Figure content listings
⟨
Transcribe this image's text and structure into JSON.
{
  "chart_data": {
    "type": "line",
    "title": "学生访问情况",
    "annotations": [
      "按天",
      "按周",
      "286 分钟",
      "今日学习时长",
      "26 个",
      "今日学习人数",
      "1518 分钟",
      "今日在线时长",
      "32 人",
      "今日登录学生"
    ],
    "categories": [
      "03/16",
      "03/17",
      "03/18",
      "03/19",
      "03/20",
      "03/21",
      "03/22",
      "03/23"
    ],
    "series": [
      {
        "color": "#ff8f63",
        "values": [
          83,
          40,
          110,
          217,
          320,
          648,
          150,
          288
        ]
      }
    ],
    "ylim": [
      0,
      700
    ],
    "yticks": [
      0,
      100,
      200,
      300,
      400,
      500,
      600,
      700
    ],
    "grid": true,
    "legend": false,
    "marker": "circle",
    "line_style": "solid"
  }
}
⟩
⟨
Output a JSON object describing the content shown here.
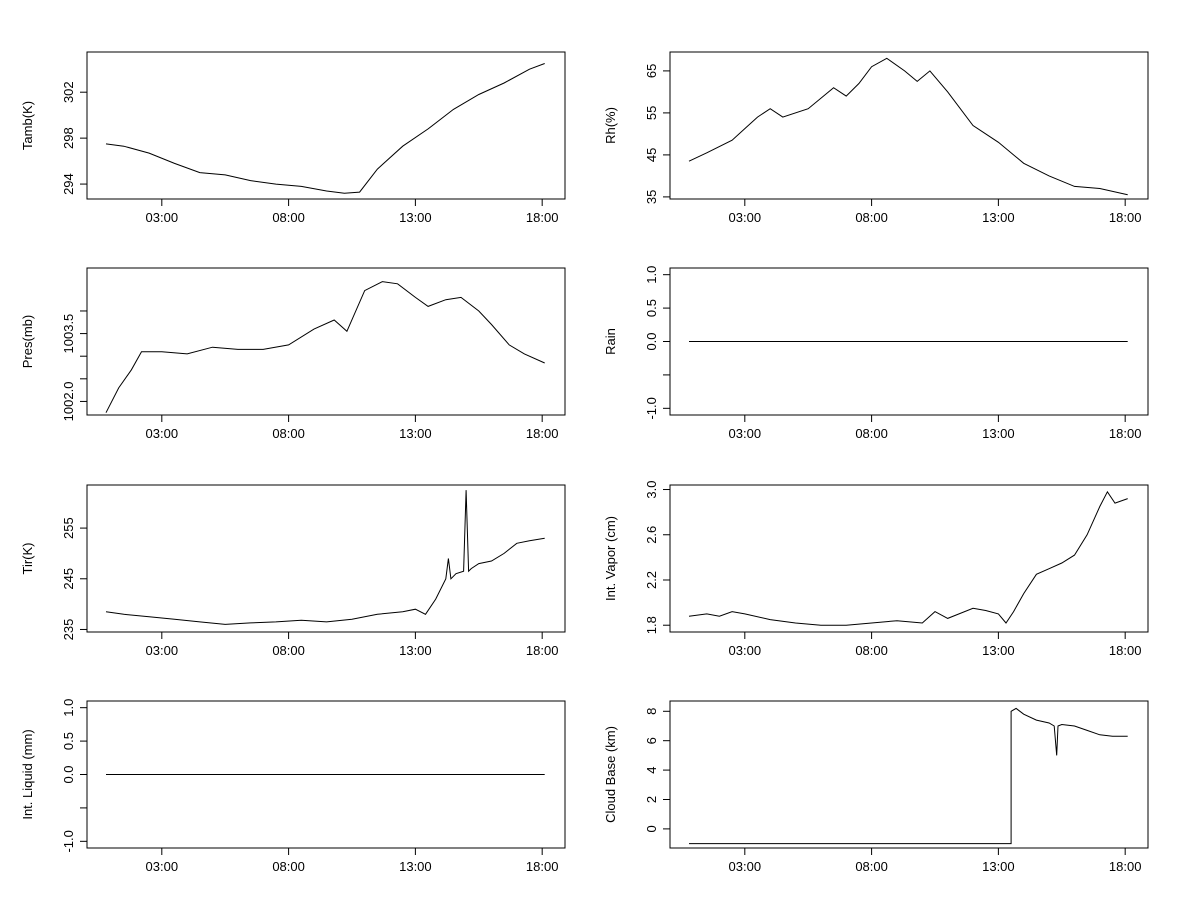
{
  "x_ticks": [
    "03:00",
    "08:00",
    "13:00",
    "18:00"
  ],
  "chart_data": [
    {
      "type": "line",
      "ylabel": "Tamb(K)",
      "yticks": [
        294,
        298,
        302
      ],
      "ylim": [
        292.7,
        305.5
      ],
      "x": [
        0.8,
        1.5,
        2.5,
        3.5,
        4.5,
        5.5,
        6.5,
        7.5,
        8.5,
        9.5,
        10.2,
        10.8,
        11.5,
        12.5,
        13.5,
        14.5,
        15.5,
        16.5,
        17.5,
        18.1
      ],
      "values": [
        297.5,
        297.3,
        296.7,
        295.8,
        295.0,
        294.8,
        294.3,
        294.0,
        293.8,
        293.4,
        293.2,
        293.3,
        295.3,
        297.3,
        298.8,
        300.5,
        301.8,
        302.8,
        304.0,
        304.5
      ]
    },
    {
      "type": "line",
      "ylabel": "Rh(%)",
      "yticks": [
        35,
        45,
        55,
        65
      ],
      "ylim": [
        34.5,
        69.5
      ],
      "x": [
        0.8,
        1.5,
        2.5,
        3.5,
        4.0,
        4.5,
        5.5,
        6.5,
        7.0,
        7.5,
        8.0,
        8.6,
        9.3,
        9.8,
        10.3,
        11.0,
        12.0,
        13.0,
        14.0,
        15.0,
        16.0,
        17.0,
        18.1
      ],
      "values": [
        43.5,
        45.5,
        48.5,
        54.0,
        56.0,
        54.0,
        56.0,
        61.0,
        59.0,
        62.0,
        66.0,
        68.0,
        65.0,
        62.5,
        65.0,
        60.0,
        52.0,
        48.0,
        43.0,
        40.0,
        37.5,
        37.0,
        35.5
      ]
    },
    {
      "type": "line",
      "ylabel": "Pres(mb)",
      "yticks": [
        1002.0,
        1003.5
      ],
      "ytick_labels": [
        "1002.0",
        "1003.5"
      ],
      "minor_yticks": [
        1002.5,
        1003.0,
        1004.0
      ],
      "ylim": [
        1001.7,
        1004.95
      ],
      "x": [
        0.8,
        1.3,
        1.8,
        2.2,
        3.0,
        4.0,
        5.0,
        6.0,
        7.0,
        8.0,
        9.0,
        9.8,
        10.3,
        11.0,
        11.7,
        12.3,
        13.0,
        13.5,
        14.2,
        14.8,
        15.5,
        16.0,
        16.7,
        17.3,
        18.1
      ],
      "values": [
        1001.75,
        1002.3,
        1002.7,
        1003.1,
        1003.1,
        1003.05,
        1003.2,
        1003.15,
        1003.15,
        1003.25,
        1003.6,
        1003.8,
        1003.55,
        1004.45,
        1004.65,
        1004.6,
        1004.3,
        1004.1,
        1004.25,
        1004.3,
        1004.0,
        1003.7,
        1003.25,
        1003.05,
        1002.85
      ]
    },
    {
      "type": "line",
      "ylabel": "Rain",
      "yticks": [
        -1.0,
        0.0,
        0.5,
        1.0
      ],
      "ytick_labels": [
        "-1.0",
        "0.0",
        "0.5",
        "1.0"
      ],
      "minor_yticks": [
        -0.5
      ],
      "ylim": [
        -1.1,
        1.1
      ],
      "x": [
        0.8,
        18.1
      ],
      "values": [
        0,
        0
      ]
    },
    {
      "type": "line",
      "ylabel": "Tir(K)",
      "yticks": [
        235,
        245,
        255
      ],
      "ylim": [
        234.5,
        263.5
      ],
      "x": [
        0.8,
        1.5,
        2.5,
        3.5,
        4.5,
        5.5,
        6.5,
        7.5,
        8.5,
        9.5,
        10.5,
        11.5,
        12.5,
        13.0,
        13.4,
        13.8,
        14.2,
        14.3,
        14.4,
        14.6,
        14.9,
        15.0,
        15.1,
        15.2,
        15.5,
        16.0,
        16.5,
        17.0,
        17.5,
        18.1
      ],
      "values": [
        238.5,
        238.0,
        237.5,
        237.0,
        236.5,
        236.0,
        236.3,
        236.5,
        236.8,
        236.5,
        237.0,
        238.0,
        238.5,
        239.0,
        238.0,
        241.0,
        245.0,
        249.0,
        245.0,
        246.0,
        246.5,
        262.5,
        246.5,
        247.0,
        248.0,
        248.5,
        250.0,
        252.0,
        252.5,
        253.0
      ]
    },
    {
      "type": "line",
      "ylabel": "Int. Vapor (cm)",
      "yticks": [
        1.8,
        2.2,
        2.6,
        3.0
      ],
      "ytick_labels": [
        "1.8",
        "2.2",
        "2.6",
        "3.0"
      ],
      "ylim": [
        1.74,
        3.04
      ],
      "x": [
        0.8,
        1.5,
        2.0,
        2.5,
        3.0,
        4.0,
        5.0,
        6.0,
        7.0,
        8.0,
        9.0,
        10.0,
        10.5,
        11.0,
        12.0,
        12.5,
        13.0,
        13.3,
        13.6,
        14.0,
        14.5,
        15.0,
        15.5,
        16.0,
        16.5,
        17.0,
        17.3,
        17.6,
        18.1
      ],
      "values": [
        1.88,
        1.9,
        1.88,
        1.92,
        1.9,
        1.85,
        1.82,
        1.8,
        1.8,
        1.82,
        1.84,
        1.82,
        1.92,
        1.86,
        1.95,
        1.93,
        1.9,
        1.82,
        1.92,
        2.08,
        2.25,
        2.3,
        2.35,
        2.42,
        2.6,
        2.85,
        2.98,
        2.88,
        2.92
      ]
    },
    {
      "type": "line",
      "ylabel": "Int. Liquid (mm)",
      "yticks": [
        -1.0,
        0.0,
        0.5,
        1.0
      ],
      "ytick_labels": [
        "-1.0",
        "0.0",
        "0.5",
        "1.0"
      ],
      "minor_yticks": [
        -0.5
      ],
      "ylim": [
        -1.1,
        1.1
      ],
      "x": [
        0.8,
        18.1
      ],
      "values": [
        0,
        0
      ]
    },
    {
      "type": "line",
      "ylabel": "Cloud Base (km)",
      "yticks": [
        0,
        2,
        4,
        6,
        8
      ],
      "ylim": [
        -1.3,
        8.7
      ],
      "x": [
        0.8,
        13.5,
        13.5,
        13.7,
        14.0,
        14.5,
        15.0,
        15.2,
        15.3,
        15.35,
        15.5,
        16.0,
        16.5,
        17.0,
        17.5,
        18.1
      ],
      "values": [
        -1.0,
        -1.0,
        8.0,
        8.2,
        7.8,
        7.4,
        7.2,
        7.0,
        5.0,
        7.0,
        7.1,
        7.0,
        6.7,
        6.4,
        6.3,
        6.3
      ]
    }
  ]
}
⟩
[GIVEN INSTRUCTION]
Pick out the lines containing the string "ylabel" and show them.

[ANSWER TO THE PROBLEM]
      "ylabel": "Tamb(K)",
      "ylabel": "Rh(%)",
      "ylabel": "Pres(mb)",
      "ylabel": "Rain",
      "ylabel": "Tir(K)",
      "ylabel": "Int. Vapor (cm)",
      "ylabel": "Int. Liquid (mm)",
      "ylabel": "Cloud Base (km)",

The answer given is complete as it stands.